* _WHAT IS NEEDED_
What you return should be the entries, unchanged, without their pictures.

DATA EXTRACTS below:

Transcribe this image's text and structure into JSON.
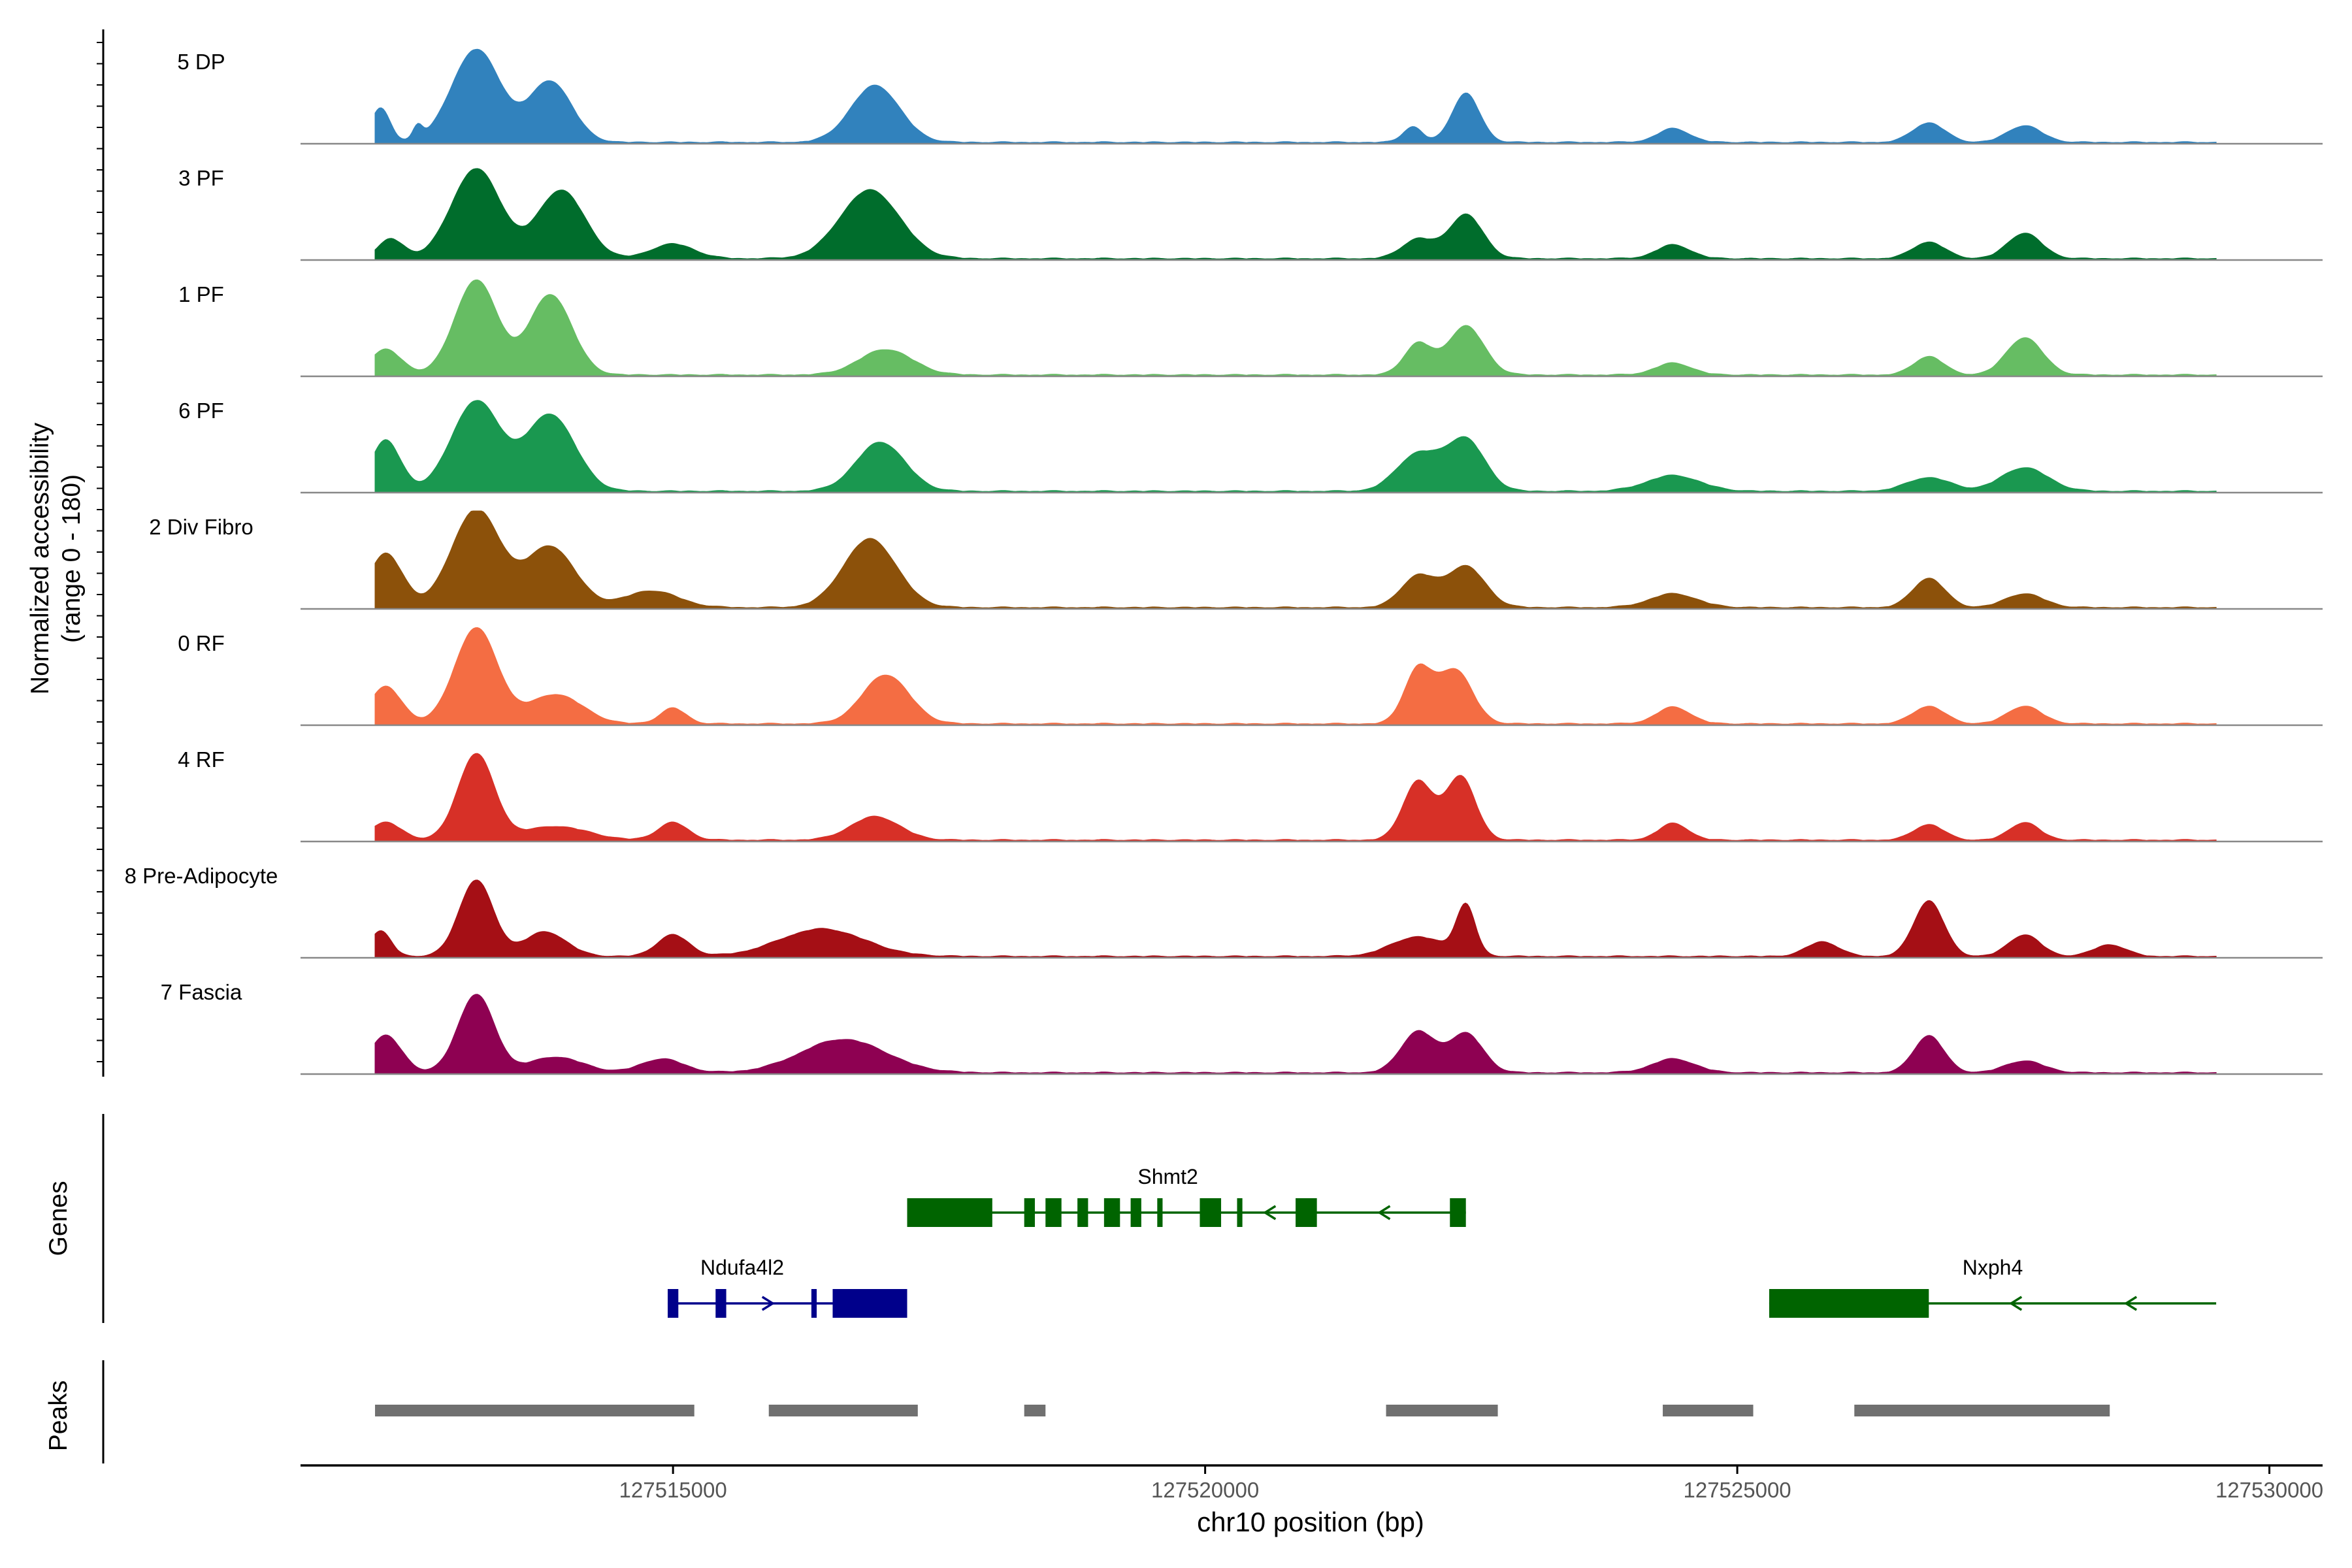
{
  "chart_data": {
    "type": "area",
    "title": "",
    "ylabel_line1": "Normalized accessibility",
    "ylabel_line2": "(range 0 - 180)",
    "xlabel": "chr10 position (bp)",
    "xlim": [
      127511500,
      127530500
    ],
    "region": [
      127512200,
      127529500
    ],
    "ylim": [
      0,
      180
    ],
    "x_ticks": [
      127515000,
      127520000,
      127525000,
      127530000
    ],
    "x_tick_labels": [
      "127515000",
      "127520000",
      "127525000",
      "127530000"
    ],
    "tracks": [
      {
        "name": "5 DP",
        "color": "#3182BD",
        "peaks": [
          [
            127512250,
            0.35,
            90
          ],
          [
            127512600,
            0.14,
            45
          ],
          [
            127513150,
            0.95,
            230
          ],
          [
            127513850,
            0.62,
            200
          ],
          [
            127516900,
            0.58,
            230
          ],
          [
            127521950,
            0.16,
            90
          ],
          [
            127522450,
            0.5,
            130
          ],
          [
            127524400,
            0.14,
            150
          ],
          [
            127526800,
            0.2,
            150
          ],
          [
            127527700,
            0.17,
            160
          ]
        ]
      },
      {
        "name": "3 PF",
        "color": "#006D2C",
        "peaks": [
          [
            127512350,
            0.2,
            120
          ],
          [
            127513150,
            0.92,
            230
          ],
          [
            127513950,
            0.7,
            220
          ],
          [
            127515000,
            0.15,
            200
          ],
          [
            127516850,
            0.7,
            280
          ],
          [
            127522000,
            0.2,
            150
          ],
          [
            127522450,
            0.45,
            160
          ],
          [
            127524400,
            0.14,
            160
          ],
          [
            127526800,
            0.17,
            150
          ],
          [
            127527700,
            0.26,
            160
          ]
        ]
      },
      {
        "name": "1 PF",
        "color": "#66BD63",
        "peaks": [
          [
            127512300,
            0.26,
            150
          ],
          [
            127513150,
            0.97,
            200
          ],
          [
            127513850,
            0.82,
            200
          ],
          [
            127517000,
            0.26,
            250
          ],
          [
            127522000,
            0.32,
            130
          ],
          [
            127522450,
            0.5,
            170
          ],
          [
            127524400,
            0.12,
            170
          ],
          [
            127526800,
            0.19,
            140
          ],
          [
            127527700,
            0.38,
            170
          ]
        ]
      },
      {
        "name": "6 PF",
        "color": "#1A9850",
        "peaks": [
          [
            127512300,
            0.52,
            140
          ],
          [
            127513150,
            0.92,
            230
          ],
          [
            127513850,
            0.78,
            230
          ],
          [
            127516950,
            0.5,
            230
          ],
          [
            127522000,
            0.38,
            200
          ],
          [
            127522450,
            0.52,
            180
          ],
          [
            127524400,
            0.16,
            250
          ],
          [
            127526800,
            0.14,
            200
          ],
          [
            127527700,
            0.24,
            220
          ]
        ]
      },
      {
        "name": "2 Div Fibro",
        "color": "#8C510A",
        "peaks": [
          [
            127512300,
            0.55,
            160
          ],
          [
            127513150,
            1.0,
            230
          ],
          [
            127513850,
            0.62,
            230
          ],
          [
            127514800,
            0.17,
            250
          ],
          [
            127516850,
            0.7,
            250
          ],
          [
            127522000,
            0.32,
            160
          ],
          [
            127522450,
            0.42,
            180
          ],
          [
            127524400,
            0.14,
            220
          ],
          [
            127526800,
            0.3,
            150
          ],
          [
            127527700,
            0.14,
            180
          ]
        ]
      },
      {
        "name": "0 RF",
        "color": "#F46D43",
        "peaks": [
          [
            127512300,
            0.38,
            150
          ],
          [
            127513150,
            0.98,
            200
          ],
          [
            127513900,
            0.3,
            250
          ],
          [
            127515000,
            0.16,
            120
          ],
          [
            127517000,
            0.5,
            220
          ],
          [
            127522000,
            0.55,
            130
          ],
          [
            127522350,
            0.55,
            160
          ],
          [
            127524400,
            0.17,
            160
          ],
          [
            127526800,
            0.18,
            150
          ],
          [
            127527700,
            0.18,
            160
          ]
        ]
      },
      {
        "name": "4 RF",
        "color": "#D73027",
        "peaks": [
          [
            127512300,
            0.18,
            150
          ],
          [
            127513150,
            0.88,
            170
          ],
          [
            127513900,
            0.14,
            300
          ],
          [
            127515000,
            0.18,
            140
          ],
          [
            127516900,
            0.24,
            230
          ],
          [
            127522000,
            0.6,
            140
          ],
          [
            127522400,
            0.65,
            140
          ],
          [
            127524400,
            0.17,
            140
          ],
          [
            127526800,
            0.16,
            140
          ],
          [
            127527700,
            0.18,
            140
          ]
        ]
      },
      {
        "name": "8 Pre-Adipocyte",
        "color": "#A50F15",
        "peaks": [
          [
            127512250,
            0.26,
            100
          ],
          [
            127513150,
            0.78,
            160
          ],
          [
            127513800,
            0.25,
            200
          ],
          [
            127515000,
            0.22,
            150
          ],
          [
            127516400,
            0.28,
            400
          ],
          [
            127522000,
            0.2,
            250
          ],
          [
            127522450,
            0.5,
            90
          ],
          [
            127525800,
            0.15,
            150
          ],
          [
            127526800,
            0.57,
            140
          ],
          [
            127527700,
            0.22,
            150
          ],
          [
            127528500,
            0.12,
            150
          ]
        ]
      },
      {
        "name": "7 Fascia",
        "color": "#8E0152",
        "peaks": [
          [
            127512300,
            0.38,
            150
          ],
          [
            127513150,
            0.8,
            170
          ],
          [
            127513900,
            0.16,
            250
          ],
          [
            127514900,
            0.14,
            200
          ],
          [
            127516600,
            0.34,
            400
          ],
          [
            127522000,
            0.42,
            160
          ],
          [
            127522450,
            0.4,
            160
          ],
          [
            127524400,
            0.14,
            200
          ],
          [
            127526800,
            0.38,
            140
          ],
          [
            127527700,
            0.12,
            180
          ]
        ]
      }
    ],
    "genes_label": "Genes",
    "genes": [
      {
        "name": "Shmt2",
        "color": "#006400",
        "strand": "-",
        "start": 127517200,
        "end": 127522450,
        "row": 0,
        "exons": [
          [
            127517200,
            127518000
          ],
          [
            127518300,
            127518400
          ],
          [
            127518500,
            127518650
          ],
          [
            127518800,
            127518900
          ],
          [
            127519050,
            127519200
          ],
          [
            127519300,
            127519400
          ],
          [
            127519550,
            127519600
          ],
          [
            127519950,
            127520150
          ],
          [
            127520300,
            127520350
          ],
          [
            127520850,
            127521050
          ],
          [
            127522300,
            127522450
          ]
        ]
      },
      {
        "name": "Ndufa4l2",
        "color": "#00008B",
        "strand": "+",
        "start": 127514950,
        "end": 127517200,
        "row": 1,
        "exons": [
          [
            127514950,
            127515050
          ],
          [
            127515400,
            127515500
          ],
          [
            127516300,
            127516350
          ],
          [
            127516500,
            127517200
          ]
        ]
      },
      {
        "name": "Nxph4",
        "color": "#006400",
        "strand": "-",
        "start": 127525300,
        "end": 127529500,
        "row": 1,
        "exons": [
          [
            127525300,
            127526800
          ]
        ]
      }
    ],
    "peaks_label": "Peaks",
    "peak_regions": [
      [
        127512200,
        127515200
      ],
      [
        127515900,
        127517300
      ],
      [
        127518300,
        127518500
      ],
      [
        127521700,
        127522750
      ],
      [
        127524300,
        127525150
      ],
      [
        127526100,
        127528500
      ]
    ]
  }
}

End of DATA EXTRACTS.

* _ANSWER SPACE_
Transcribe this image's text and structure into JSON.
{
  "chart_data": {
    "type": "area",
    "title": "",
    "ylabel_line1": "Normalized accessibility",
    "ylabel_line2": "(range 0 - 180)",
    "xlabel": "chr10 position (bp)",
    "xlim": [
      127511500,
      127530500
    ],
    "region": [
      127512200,
      127529500
    ],
    "ylim": [
      0,
      180
    ],
    "x_ticks": [
      127515000,
      127520000,
      127525000,
      127530000
    ],
    "x_tick_labels": [
      "127515000",
      "127520000",
      "127525000",
      "127530000"
    ],
    "tracks": [
      {
        "name": "5 DP",
        "color": "#3182BD",
        "peaks": [
          [
            127512250,
            0.35,
            90
          ],
          [
            127512600,
            0.14,
            45
          ],
          [
            127513150,
            0.95,
            230
          ],
          [
            127513850,
            0.62,
            200
          ],
          [
            127516900,
            0.58,
            230
          ],
          [
            127521950,
            0.16,
            90
          ],
          [
            127522450,
            0.5,
            130
          ],
          [
            127524400,
            0.14,
            150
          ],
          [
            127526800,
            0.2,
            150
          ],
          [
            127527700,
            0.17,
            160
          ]
        ]
      },
      {
        "name": "3 PF",
        "color": "#006D2C",
        "peaks": [
          [
            127512350,
            0.2,
            120
          ],
          [
            127513150,
            0.92,
            230
          ],
          [
            127513950,
            0.7,
            220
          ],
          [
            127515000,
            0.15,
            200
          ],
          [
            127516850,
            0.7,
            280
          ],
          [
            127522000,
            0.2,
            150
          ],
          [
            127522450,
            0.45,
            160
          ],
          [
            127524400,
            0.14,
            160
          ],
          [
            127526800,
            0.17,
            150
          ],
          [
            127527700,
            0.26,
            160
          ]
        ]
      },
      {
        "name": "1 PF",
        "color": "#66BD63",
        "peaks": [
          [
            127512300,
            0.26,
            150
          ],
          [
            127513150,
            0.97,
            200
          ],
          [
            127513850,
            0.82,
            200
          ],
          [
            127517000,
            0.26,
            250
          ],
          [
            127522000,
            0.32,
            130
          ],
          [
            127522450,
            0.5,
            170
          ],
          [
            127524400,
            0.12,
            170
          ],
          [
            127526800,
            0.19,
            140
          ],
          [
            127527700,
            0.38,
            170
          ]
        ]
      },
      {
        "name": "6 PF",
        "color": "#1A9850",
        "peaks": [
          [
            127512300,
            0.52,
            140
          ],
          [
            127513150,
            0.92,
            230
          ],
          [
            127513850,
            0.78,
            230
          ],
          [
            127516950,
            0.5,
            230
          ],
          [
            127522000,
            0.38,
            200
          ],
          [
            127522450,
            0.52,
            180
          ],
          [
            127524400,
            0.16,
            250
          ],
          [
            127526800,
            0.14,
            200
          ],
          [
            127527700,
            0.24,
            220
          ]
        ]
      },
      {
        "name": "2 Div Fibro",
        "color": "#8C510A",
        "peaks": [
          [
            127512300,
            0.55,
            160
          ],
          [
            127513150,
            1.0,
            230
          ],
          [
            127513850,
            0.62,
            230
          ],
          [
            127514800,
            0.17,
            250
          ],
          [
            127516850,
            0.7,
            250
          ],
          [
            127522000,
            0.32,
            160
          ],
          [
            127522450,
            0.42,
            180
          ],
          [
            127524400,
            0.14,
            220
          ],
          [
            127526800,
            0.3,
            150
          ],
          [
            127527700,
            0.14,
            180
          ]
        ]
      },
      {
        "name": "0 RF",
        "color": "#F46D43",
        "peaks": [
          [
            127512300,
            0.38,
            150
          ],
          [
            127513150,
            0.98,
            200
          ],
          [
            127513900,
            0.3,
            250
          ],
          [
            127515000,
            0.16,
            120
          ],
          [
            127517000,
            0.5,
            220
          ],
          [
            127522000,
            0.55,
            130
          ],
          [
            127522350,
            0.55,
            160
          ],
          [
            127524400,
            0.17,
            160
          ],
          [
            127526800,
            0.18,
            150
          ],
          [
            127527700,
            0.18,
            160
          ]
        ]
      },
      {
        "name": "4 RF",
        "color": "#D73027",
        "peaks": [
          [
            127512300,
            0.18,
            150
          ],
          [
            127513150,
            0.88,
            170
          ],
          [
            127513900,
            0.14,
            300
          ],
          [
            127515000,
            0.18,
            140
          ],
          [
            127516900,
            0.24,
            230
          ],
          [
            127522000,
            0.6,
            140
          ],
          [
            127522400,
            0.65,
            140
          ],
          [
            127524400,
            0.17,
            140
          ],
          [
            127526800,
            0.16,
            140
          ],
          [
            127527700,
            0.18,
            140
          ]
        ]
      },
      {
        "name": "8 Pre-Adipocyte",
        "color": "#A50F15",
        "peaks": [
          [
            127512250,
            0.26,
            100
          ],
          [
            127513150,
            0.78,
            160
          ],
          [
            127513800,
            0.25,
            200
          ],
          [
            127515000,
            0.22,
            150
          ],
          [
            127516400,
            0.28,
            400
          ],
          [
            127522000,
            0.2,
            250
          ],
          [
            127522450,
            0.5,
            90
          ],
          [
            127525800,
            0.15,
            150
          ],
          [
            127526800,
            0.57,
            140
          ],
          [
            127527700,
            0.22,
            150
          ],
          [
            127528500,
            0.12,
            150
          ]
        ]
      },
      {
        "name": "7 Fascia",
        "color": "#8E0152",
        "peaks": [
          [
            127512300,
            0.38,
            150
          ],
          [
            127513150,
            0.8,
            170
          ],
          [
            127513900,
            0.16,
            250
          ],
          [
            127514900,
            0.14,
            200
          ],
          [
            127516600,
            0.34,
            400
          ],
          [
            127522000,
            0.42,
            160
          ],
          [
            127522450,
            0.4,
            160
          ],
          [
            127524400,
            0.14,
            200
          ],
          [
            127526800,
            0.38,
            140
          ],
          [
            127527700,
            0.12,
            180
          ]
        ]
      }
    ],
    "genes_label": "Genes",
    "genes": [
      {
        "name": "Shmt2",
        "color": "#006400",
        "strand": "-",
        "start": 127517200,
        "end": 127522450,
        "row": 0,
        "exons": [
          [
            127517200,
            127518000
          ],
          [
            127518300,
            127518400
          ],
          [
            127518500,
            127518650
          ],
          [
            127518800,
            127518900
          ],
          [
            127519050,
            127519200
          ],
          [
            127519300,
            127519400
          ],
          [
            127519550,
            127519600
          ],
          [
            127519950,
            127520150
          ],
          [
            127520300,
            127520350
          ],
          [
            127520850,
            127521050
          ],
          [
            127522300,
            127522450
          ]
        ]
      },
      {
        "name": "Ndufa4l2",
        "color": "#00008B",
        "strand": "+",
        "start": 127514950,
        "end": 127517200,
        "row": 1,
        "exons": [
          [
            127514950,
            127515050
          ],
          [
            127515400,
            127515500
          ],
          [
            127516300,
            127516350
          ],
          [
            127516500,
            127517200
          ]
        ]
      },
      {
        "name": "Nxph4",
        "color": "#006400",
        "strand": "-",
        "start": 127525300,
        "end": 127529500,
        "row": 1,
        "exons": [
          [
            127525300,
            127526800
          ]
        ]
      }
    ],
    "peaks_label": "Peaks",
    "peak_regions": [
      [
        127512200,
        127515200
      ],
      [
        127515900,
        127517300
      ],
      [
        127518300,
        127518500
      ],
      [
        127521700,
        127522750
      ],
      [
        127524300,
        127525150
      ],
      [
        127526100,
        127528500
      ]
    ]
  }
}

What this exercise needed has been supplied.